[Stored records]
+++++

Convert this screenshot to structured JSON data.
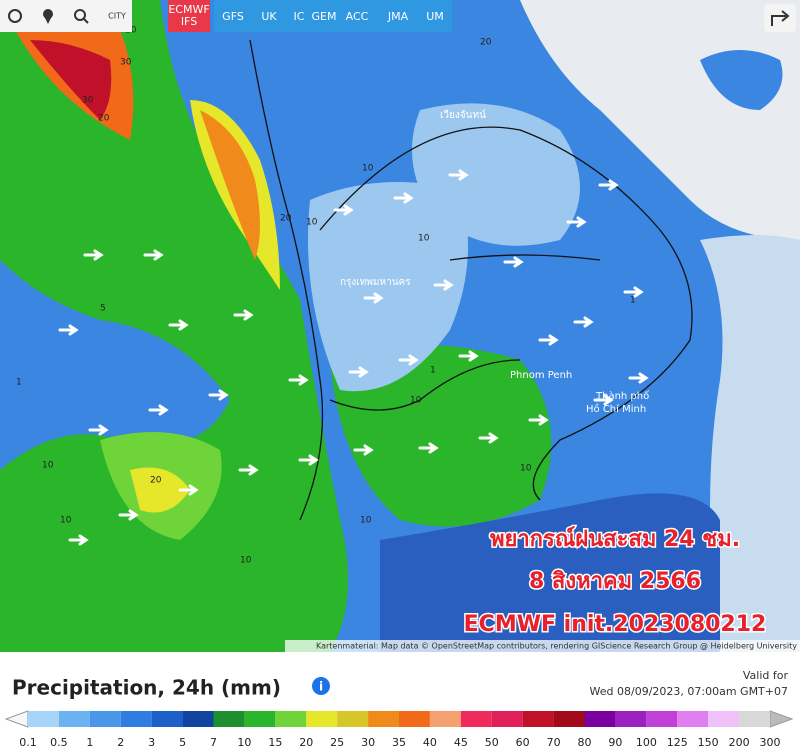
{
  "toolbar": {
    "city_button": "CITY",
    "active_model": {
      "line1": "ECMWF",
      "line2": "IFS"
    },
    "models": [
      "GFS",
      "UK",
      "IC",
      "GEM",
      "ACC",
      "JMA",
      "UM"
    ]
  },
  "map": {
    "places": [
      "เวียงจันทน์",
      "กรุงเทพมหานคร",
      "Phnom Penh",
      "Thành phố",
      "Hồ Chí Minh"
    ],
    "contour_labels": [
      "30",
      "20",
      "30",
      "20",
      "20",
      "10",
      "10",
      "20",
      "10",
      "1",
      "5",
      "10",
      "10",
      "1",
      "10",
      "1",
      "10",
      "20",
      "10",
      "10"
    ],
    "overlay": {
      "line1": "พยากรณ์ฝนสะสม 24 ชม.",
      "line2": "8 สิงหาคม 2566",
      "line3": "ECMWF init.2023080212"
    },
    "attribution": "Kartenmaterial: Map data © OpenStreetMap contributors, rendering GIScience Research Group @ Heidelberg University"
  },
  "panel": {
    "title": "Precipitation, 24h (mm)",
    "valid_label": "Valid for",
    "valid_time": "Wed 08/09/2023, 07:00am GMT+07"
  },
  "legend": {
    "levels": [
      0.1,
      0.5,
      1,
      2,
      3,
      5,
      7,
      10,
      15,
      20,
      25,
      30,
      35,
      40,
      45,
      50,
      60,
      70,
      80,
      90,
      100,
      125,
      150,
      200,
      300
    ],
    "colors": [
      "#a6d5f7",
      "#6bb3f0",
      "#4a96e8",
      "#2f7de0",
      "#1d5fc9",
      "#12449f",
      "#1d8f2f",
      "#2ab52a",
      "#6fd43a",
      "#e6e62a",
      "#d6c62a",
      "#f08a1a",
      "#f06a1a",
      "#f5a070",
      "#f02a5a",
      "#e0205a",
      "#c0102a",
      "#a00a1a",
      "#7a00a0",
      "#9a20c0",
      "#c040d8",
      "#e080f0",
      "#f0c0f8",
      "#d8d8d8"
    ]
  }
}
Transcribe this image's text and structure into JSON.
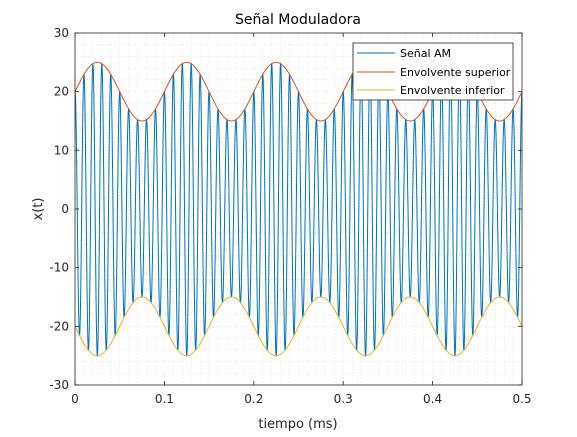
{
  "chart_data": {
    "type": "line",
    "title": "Señal Moduladora",
    "xlabel": "tiempo (ms)",
    "ylabel": "x(t)",
    "xlim": [
      0,
      0.5
    ],
    "ylim": [
      -30,
      30
    ],
    "xticks": [
      0,
      0.1,
      0.2,
      0.3,
      0.4,
      0.5
    ],
    "xtick_labels": [
      "0",
      "0.1",
      "0.2",
      "0.3",
      "0.4",
      "0.5"
    ],
    "yticks": [
      -30,
      -20,
      -10,
      0,
      10,
      20,
      30
    ],
    "ytick_labels": [
      "-30",
      "-20",
      "-10",
      "0",
      "10",
      "20",
      "30"
    ],
    "grid": "minor dotted",
    "legend_position": "top-right",
    "series": [
      {
        "name": "Señal AM",
        "color": "#0072BD",
        "carrier_amplitude": 20,
        "modulation_amplitude": 5,
        "modulating_frequency_khz": 10,
        "carrier_frequency_khz": 100
      },
      {
        "name": "Envolvente superior",
        "color": "#D95319",
        "x": [
          0,
          0.025,
          0.075,
          0.125,
          0.175,
          0.225,
          0.275,
          0.325,
          0.375,
          0.425,
          0.475,
          0.5
        ],
        "y": [
          20,
          25,
          15,
          25,
          15,
          25,
          15,
          25,
          15,
          25,
          15,
          20
        ]
      },
      {
        "name": "Envolvente inferior",
        "color": "#EDB120",
        "x": [
          0,
          0.025,
          0.075,
          0.125,
          0.175,
          0.225,
          0.275,
          0.325,
          0.375,
          0.425,
          0.475,
          0.5
        ],
        "y": [
          -20,
          -25,
          -15,
          -25,
          -15,
          -25,
          -15,
          -25,
          -15,
          -25,
          -15,
          -20
        ]
      }
    ]
  }
}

+++++

▶ **WHAT TO PRODUCE**:
Find every line in the listing that holds the string "JSON", then say how many there are as a bare number.

▶ **WRITTEN RESPONSE**:
2